SET TASK ▸
Recast the entries, from the first line through the line containing "heatmap-blob [198, 61, 203, 70]", as a Markdown table with columns Row and Text, omitting blank lines.

Stored entries:
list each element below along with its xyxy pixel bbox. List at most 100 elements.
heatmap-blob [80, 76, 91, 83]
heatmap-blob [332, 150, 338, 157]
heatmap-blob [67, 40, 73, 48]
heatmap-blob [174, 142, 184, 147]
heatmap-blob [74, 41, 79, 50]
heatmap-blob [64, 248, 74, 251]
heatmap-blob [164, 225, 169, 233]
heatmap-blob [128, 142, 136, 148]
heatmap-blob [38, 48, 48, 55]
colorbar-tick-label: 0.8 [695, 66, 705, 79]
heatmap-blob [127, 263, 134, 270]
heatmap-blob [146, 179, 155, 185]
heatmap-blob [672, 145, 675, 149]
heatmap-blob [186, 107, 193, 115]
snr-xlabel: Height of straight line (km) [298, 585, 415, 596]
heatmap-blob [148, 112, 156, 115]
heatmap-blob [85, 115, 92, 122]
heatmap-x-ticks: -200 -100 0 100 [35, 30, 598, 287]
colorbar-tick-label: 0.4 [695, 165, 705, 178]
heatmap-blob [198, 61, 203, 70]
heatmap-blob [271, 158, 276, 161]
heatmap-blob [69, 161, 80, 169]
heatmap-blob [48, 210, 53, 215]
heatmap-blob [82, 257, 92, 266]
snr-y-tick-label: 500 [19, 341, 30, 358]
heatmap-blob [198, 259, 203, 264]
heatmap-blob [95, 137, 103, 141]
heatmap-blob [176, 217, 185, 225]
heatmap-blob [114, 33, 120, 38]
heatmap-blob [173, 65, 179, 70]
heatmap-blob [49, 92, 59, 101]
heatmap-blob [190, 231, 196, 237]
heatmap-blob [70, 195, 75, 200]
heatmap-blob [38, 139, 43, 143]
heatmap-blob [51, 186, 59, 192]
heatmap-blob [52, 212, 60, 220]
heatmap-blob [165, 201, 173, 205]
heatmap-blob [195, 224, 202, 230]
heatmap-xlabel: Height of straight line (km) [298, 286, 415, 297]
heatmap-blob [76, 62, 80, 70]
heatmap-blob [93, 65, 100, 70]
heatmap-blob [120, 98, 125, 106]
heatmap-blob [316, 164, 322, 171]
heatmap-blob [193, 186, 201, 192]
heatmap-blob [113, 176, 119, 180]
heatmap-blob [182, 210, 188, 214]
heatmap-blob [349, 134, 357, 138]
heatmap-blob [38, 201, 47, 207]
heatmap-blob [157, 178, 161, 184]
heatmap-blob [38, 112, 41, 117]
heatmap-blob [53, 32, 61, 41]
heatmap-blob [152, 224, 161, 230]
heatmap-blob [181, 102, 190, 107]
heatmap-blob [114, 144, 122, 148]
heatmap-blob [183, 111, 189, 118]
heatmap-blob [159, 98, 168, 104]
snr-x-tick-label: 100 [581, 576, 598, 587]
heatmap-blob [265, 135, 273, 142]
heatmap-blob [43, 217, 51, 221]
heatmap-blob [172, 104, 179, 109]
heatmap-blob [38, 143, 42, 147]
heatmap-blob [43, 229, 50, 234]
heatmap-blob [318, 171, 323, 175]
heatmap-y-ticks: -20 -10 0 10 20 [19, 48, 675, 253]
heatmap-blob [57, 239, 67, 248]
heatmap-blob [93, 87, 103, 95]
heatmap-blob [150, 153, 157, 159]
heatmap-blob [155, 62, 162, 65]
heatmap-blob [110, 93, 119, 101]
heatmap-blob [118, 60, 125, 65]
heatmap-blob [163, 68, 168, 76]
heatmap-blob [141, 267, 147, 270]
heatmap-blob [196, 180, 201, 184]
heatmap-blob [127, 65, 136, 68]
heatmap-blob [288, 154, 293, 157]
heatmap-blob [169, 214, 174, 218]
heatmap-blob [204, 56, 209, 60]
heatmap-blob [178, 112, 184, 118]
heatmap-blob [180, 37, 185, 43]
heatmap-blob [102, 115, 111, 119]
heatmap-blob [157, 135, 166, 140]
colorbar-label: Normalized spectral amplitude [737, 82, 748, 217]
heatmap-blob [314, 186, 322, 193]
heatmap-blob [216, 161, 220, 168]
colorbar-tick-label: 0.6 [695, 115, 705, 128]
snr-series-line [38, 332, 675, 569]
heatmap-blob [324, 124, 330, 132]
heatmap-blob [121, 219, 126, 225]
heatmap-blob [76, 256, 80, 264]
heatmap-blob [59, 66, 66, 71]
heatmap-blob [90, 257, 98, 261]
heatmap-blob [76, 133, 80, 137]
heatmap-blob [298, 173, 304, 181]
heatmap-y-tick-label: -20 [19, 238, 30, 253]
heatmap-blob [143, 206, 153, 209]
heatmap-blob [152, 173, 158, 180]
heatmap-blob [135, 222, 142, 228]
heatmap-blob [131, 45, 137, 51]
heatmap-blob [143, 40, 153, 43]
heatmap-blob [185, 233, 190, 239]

SOLUTION ▸
| Row | Text |
|---|---|
| 1 | list each element below along with its xyxy pixel bbox. List at most 100 elements. |
| 2 | heatmap-blob [80, 76, 91, 83] |
| 3 | heatmap-blob [332, 150, 338, 157] |
| 4 | heatmap-blob [67, 40, 73, 48] |
| 5 | heatmap-blob [174, 142, 184, 147] |
| 6 | heatmap-blob [74, 41, 79, 50] |
| 7 | heatmap-blob [64, 248, 74, 251] |
| 8 | heatmap-blob [164, 225, 169, 233] |
| 9 | heatmap-blob [128, 142, 136, 148] |
| 10 | heatmap-blob [38, 48, 48, 55] |
| 11 | colorbar-tick-label: 0.8 [695, 66, 705, 79] |
| 12 | heatmap-blob [127, 263, 134, 270] |
| 13 | heatmap-blob [146, 179, 155, 185] |
| 14 | heatmap-blob [672, 145, 675, 149] |
| 15 | heatmap-blob [186, 107, 193, 115] |
| 16 | snr-xlabel: Height of straight line (km) [298, 585, 415, 596] |
| 17 | heatmap-blob [148, 112, 156, 115] |
| 18 | heatmap-blob [85, 115, 92, 122] |
| 19 | heatmap-x-ticks: -200 -100 0 100 [35, 30, 598, 287] |
| 20 | colorbar-tick-label: 0.4 [695, 165, 705, 178] |
| 21 | heatmap-blob [198, 61, 203, 70] |